- [REQUIRED WORK]: Write out each line beneath this one exactly as it reads.

Chart and figure data:
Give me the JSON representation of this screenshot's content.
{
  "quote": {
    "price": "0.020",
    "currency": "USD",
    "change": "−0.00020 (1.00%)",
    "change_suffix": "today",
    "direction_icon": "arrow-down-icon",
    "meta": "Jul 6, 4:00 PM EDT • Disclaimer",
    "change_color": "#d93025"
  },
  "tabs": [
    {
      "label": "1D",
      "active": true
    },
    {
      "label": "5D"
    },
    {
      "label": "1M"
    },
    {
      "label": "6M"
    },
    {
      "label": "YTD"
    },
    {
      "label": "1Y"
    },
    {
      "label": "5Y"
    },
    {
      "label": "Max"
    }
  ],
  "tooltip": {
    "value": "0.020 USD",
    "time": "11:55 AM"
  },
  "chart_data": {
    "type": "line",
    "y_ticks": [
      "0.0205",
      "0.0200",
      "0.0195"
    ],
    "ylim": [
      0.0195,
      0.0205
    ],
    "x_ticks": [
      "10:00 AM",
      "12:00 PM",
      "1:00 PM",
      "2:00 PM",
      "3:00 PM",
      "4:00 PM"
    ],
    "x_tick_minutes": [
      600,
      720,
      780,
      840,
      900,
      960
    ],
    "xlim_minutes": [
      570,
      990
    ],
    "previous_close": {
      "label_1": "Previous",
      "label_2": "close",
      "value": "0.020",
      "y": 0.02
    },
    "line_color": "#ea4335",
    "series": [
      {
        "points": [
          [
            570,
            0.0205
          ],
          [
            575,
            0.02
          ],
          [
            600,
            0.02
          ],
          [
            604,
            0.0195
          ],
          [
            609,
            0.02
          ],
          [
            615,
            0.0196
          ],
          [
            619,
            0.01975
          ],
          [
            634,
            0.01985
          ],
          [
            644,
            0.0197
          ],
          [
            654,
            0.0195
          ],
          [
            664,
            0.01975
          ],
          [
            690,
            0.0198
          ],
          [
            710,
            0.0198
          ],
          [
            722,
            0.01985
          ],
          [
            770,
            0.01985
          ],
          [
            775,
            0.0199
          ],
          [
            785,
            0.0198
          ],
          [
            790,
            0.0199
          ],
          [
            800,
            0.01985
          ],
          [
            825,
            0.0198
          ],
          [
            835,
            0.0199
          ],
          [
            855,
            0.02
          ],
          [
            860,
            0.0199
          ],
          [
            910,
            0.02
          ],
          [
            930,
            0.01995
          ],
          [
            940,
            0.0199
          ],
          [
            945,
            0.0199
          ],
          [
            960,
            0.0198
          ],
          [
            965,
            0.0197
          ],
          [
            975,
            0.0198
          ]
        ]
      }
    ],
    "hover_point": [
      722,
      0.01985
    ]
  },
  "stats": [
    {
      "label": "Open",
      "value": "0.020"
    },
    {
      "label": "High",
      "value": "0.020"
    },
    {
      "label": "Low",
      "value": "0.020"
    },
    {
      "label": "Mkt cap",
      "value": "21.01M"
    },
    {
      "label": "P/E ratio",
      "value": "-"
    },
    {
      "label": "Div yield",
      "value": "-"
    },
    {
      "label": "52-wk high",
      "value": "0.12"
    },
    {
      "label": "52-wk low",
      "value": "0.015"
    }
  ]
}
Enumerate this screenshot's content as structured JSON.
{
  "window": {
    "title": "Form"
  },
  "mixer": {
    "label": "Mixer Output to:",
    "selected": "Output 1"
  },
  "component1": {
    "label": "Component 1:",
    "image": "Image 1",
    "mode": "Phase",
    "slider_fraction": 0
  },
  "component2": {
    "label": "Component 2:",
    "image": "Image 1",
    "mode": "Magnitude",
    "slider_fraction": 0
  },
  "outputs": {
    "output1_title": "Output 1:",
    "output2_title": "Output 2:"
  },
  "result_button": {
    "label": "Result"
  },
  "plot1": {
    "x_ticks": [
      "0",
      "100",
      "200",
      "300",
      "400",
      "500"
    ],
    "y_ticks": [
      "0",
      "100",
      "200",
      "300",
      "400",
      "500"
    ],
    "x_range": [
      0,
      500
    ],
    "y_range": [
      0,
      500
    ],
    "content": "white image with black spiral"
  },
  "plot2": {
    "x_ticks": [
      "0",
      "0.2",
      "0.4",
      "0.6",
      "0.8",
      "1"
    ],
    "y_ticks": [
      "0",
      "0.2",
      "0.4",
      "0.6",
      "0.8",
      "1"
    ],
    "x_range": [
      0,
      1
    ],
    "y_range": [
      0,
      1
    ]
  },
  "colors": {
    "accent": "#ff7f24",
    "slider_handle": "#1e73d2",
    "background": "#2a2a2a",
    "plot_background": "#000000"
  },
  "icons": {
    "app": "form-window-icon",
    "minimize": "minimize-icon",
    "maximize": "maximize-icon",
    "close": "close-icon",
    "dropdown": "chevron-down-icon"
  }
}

- [RESPONSE TO THIS TASK]:
Give me the JSON representation of this screenshot's content.
{
  "quote": {
    "price": "0.020",
    "currency": "USD",
    "change": "−0.00020 (1.00%)",
    "change_suffix": "today",
    "direction_icon": "arrow-down-icon",
    "meta": "Jul 6, 4:00 PM EDT • Disclaimer",
    "change_color": "#d93025"
  },
  "tabs": [
    {
      "label": "1D",
      "active": true
    },
    {
      "label": "5D"
    },
    {
      "label": "1M"
    },
    {
      "label": "6M"
    },
    {
      "label": "YTD"
    },
    {
      "label": "1Y"
    },
    {
      "label": "5Y"
    },
    {
      "label": "Max"
    }
  ],
  "tooltip": {
    "value": "0.020 USD",
    "time": "11:55 AM"
  },
  "chart_data": {
    "type": "line",
    "y_ticks": [
      "0.0205",
      "0.0200",
      "0.0195"
    ],
    "ylim": [
      0.0195,
      0.0205
    ],
    "x_ticks": [
      "10:00 AM",
      "12:00 PM",
      "1:00 PM",
      "2:00 PM",
      "3:00 PM",
      "4:00 PM"
    ],
    "x_tick_minutes": [
      600,
      720,
      780,
      840,
      900,
      960
    ],
    "xlim_minutes": [
      570,
      990
    ],
    "previous_close": {
      "label_1": "Previous",
      "label_2": "close",
      "value": "0.020",
      "y": 0.02
    },
    "line_color": "#ea4335",
    "series": [
      {
        "points": [
          [
            570,
            0.0205
          ],
          [
            575,
            0.02
          ],
          [
            600,
            0.02
          ],
          [
            604,
            0.0195
          ],
          [
            609,
            0.02
          ],
          [
            615,
            0.0196
          ],
          [
            619,
            0.01975
          ],
          [
            634,
            0.01985
          ],
          [
            644,
            0.0197
          ],
          [
            654,
            0.0195
          ],
          [
            664,
            0.01975
          ],
          [
            690,
            0.0198
          ],
          [
            710,
            0.0198
          ],
          [
            722,
            0.01985
          ],
          [
            770,
            0.01985
          ],
          [
            775,
            0.0199
          ],
          [
            785,
            0.0198
          ],
          [
            790,
            0.0199
          ],
          [
            800,
            0.01985
          ],
          [
            825,
            0.0198
          ],
          [
            835,
            0.0199
          ],
          [
            855,
            0.02
          ],
          [
            860,
            0.0199
          ],
          [
            910,
            0.02
          ],
          [
            930,
            0.01995
          ],
          [
            940,
            0.0199
          ],
          [
            945,
            0.0199
          ],
          [
            960,
            0.0198
          ],
          [
            965,
            0.0197
          ],
          [
            975,
            0.0198
          ]
        ]
      }
    ],
    "hover_point": [
      722,
      0.01985
    ]
  },
  "stats": [
    {
      "label": "Open",
      "value": "0.020"
    },
    {
      "label": "High",
      "value": "0.020"
    },
    {
      "label": "Low",
      "value": "0.020"
    },
    {
      "label": "Mkt cap",
      "value": "21.01M"
    },
    {
      "label": "P/E ratio",
      "value": "-"
    },
    {
      "label": "Div yield",
      "value": "-"
    },
    {
      "label": "52-wk high",
      "value": "0.12"
    },
    {
      "label": "52-wk low",
      "value": "0.015"
    }
  ]
}
Enumerate this screenshot's content as structured JSON.
{
  "window": {
    "title": "Form"
  },
  "mixer": {
    "label": "Mixer Output to:",
    "selected": "Output 1"
  },
  "component1": {
    "label": "Component 1:",
    "image": "Image 1",
    "mode": "Phase",
    "slider_fraction": 0
  },
  "component2": {
    "label": "Component 2:",
    "image": "Image 1",
    "mode": "Magnitude",
    "slider_fraction": 0
  },
  "outputs": {
    "output1_title": "Output 1:",
    "output2_title": "Output 2:"
  },
  "result_button": {
    "label": "Result"
  },
  "plot1": {
    "x_ticks": [
      "0",
      "100",
      "200",
      "300",
      "400",
      "500"
    ],
    "y_ticks": [
      "0",
      "100",
      "200",
      "300",
      "400",
      "500"
    ],
    "x_range": [
      0,
      500
    ],
    "y_range": [
      0,
      500
    ],
    "content": "white image with black spiral"
  },
  "plot2": {
    "x_ticks": [
      "0",
      "0.2",
      "0.4",
      "0.6",
      "0.8",
      "1"
    ],
    "y_ticks": [
      "0",
      "0.2",
      "0.4",
      "0.6",
      "0.8",
      "1"
    ],
    "x_range": [
      0,
      1
    ],
    "y_range": [
      0,
      1
    ]
  },
  "colors": {
    "accent": "#ff7f24",
    "slider_handle": "#1e73d2",
    "background": "#2a2a2a",
    "plot_background": "#000000"
  },
  "icons": {
    "app": "form-window-icon",
    "minimize": "minimize-icon",
    "maximize": "maximize-icon",
    "close": "close-icon",
    "dropdown": "chevron-down-icon"
  }
}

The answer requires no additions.